▶ _Data listing_:

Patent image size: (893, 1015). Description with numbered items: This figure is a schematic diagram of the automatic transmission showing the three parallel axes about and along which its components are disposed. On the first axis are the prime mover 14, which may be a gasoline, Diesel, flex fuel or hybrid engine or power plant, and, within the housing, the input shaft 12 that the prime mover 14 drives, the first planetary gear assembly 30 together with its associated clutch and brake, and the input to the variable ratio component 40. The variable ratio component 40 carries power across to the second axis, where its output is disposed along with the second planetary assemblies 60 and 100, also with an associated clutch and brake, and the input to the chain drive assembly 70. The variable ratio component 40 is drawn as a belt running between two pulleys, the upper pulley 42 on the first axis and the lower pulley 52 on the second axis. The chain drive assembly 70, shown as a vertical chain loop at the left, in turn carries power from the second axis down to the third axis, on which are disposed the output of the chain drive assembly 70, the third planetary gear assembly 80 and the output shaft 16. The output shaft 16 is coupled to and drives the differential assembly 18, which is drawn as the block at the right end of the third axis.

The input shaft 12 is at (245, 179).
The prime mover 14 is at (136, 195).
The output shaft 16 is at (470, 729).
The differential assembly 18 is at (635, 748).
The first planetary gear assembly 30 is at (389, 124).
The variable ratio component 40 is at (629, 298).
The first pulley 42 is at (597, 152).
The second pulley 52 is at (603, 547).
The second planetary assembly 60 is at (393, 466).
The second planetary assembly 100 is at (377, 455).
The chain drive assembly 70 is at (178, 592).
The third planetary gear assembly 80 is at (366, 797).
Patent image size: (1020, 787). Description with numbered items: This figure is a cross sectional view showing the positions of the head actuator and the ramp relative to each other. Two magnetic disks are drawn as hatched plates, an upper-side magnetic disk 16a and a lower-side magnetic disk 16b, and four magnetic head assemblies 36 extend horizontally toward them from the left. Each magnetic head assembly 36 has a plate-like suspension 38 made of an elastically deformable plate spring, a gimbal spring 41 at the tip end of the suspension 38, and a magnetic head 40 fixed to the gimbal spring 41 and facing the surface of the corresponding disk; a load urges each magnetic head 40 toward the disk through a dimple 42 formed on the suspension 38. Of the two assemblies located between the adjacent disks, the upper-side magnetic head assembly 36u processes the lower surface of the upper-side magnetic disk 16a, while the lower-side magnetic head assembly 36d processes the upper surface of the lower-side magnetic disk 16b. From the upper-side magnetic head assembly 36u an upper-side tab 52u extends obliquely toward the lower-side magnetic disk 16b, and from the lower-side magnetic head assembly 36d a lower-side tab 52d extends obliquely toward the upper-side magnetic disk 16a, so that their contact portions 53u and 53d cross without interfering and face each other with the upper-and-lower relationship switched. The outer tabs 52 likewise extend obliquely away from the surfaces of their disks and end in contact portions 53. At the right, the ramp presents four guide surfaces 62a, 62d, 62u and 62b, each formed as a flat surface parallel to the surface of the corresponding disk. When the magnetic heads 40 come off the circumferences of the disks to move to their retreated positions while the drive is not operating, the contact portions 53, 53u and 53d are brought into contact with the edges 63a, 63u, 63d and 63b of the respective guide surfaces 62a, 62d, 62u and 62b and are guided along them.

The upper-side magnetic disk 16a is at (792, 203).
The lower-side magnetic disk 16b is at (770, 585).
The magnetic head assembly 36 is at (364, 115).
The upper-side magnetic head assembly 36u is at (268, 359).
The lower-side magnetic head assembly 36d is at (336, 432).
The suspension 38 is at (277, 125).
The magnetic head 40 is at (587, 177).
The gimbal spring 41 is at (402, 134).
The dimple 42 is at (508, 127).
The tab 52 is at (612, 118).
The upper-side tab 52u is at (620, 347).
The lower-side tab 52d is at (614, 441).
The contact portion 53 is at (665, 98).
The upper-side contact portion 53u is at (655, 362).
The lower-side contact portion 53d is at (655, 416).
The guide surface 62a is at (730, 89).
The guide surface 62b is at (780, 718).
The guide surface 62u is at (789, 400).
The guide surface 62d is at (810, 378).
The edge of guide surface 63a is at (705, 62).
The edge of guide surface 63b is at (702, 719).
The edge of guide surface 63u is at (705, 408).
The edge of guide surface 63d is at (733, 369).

▶ _What to work on_: Reproduce the records word for word, starting at the first line and ending at the line containing "The variable ratio component 40 is at".

▶ _Result of the task_:
Patent image size: (893, 1015). Description with numbered items: This figure is a schematic diagram of the automatic transmission showing the three parallel axes about and along which its components are disposed. On the first axis are the prime mover 14, which may be a gasoline, Diesel, flex fuel or hybrid engine or power plant, and, within the housing, the input shaft 12 that the prime mover 14 drives, the first planetary gear assembly 30 together with its associated clutch and brake, and the input to the variable ratio component 40. The variable ratio component 40 carries power across to the second axis, where its output is disposed along with the second planetary assemblies 60 and 100, also with an associated clutch and brake, and the input to the chain drive assembly 70. The variable ratio component 40 is drawn as a belt running between two pulleys, the upper pulley 42 on the first axis and the lower pulley 52 on the second axis. The chain drive assembly 70, shown as a vertical chain loop at the left, in turn carries power from the second axis down to the third axis, on which are disposed the output of the chain drive assembly 70, the third planetary gear assembly 80 and the output shaft 16. The output shaft 16 is coupled to and drives the differential assembly 18, which is drawn as the block at the right end of the third axis.

The input shaft 12 is at (245, 179).
The prime mover 14 is at (136, 195).
The output shaft 16 is at (470, 729).
The differential assembly 18 is at (635, 748).
The first planetary gear assembly 30 is at (389, 124).
The variable ratio component 40 is at (629, 298).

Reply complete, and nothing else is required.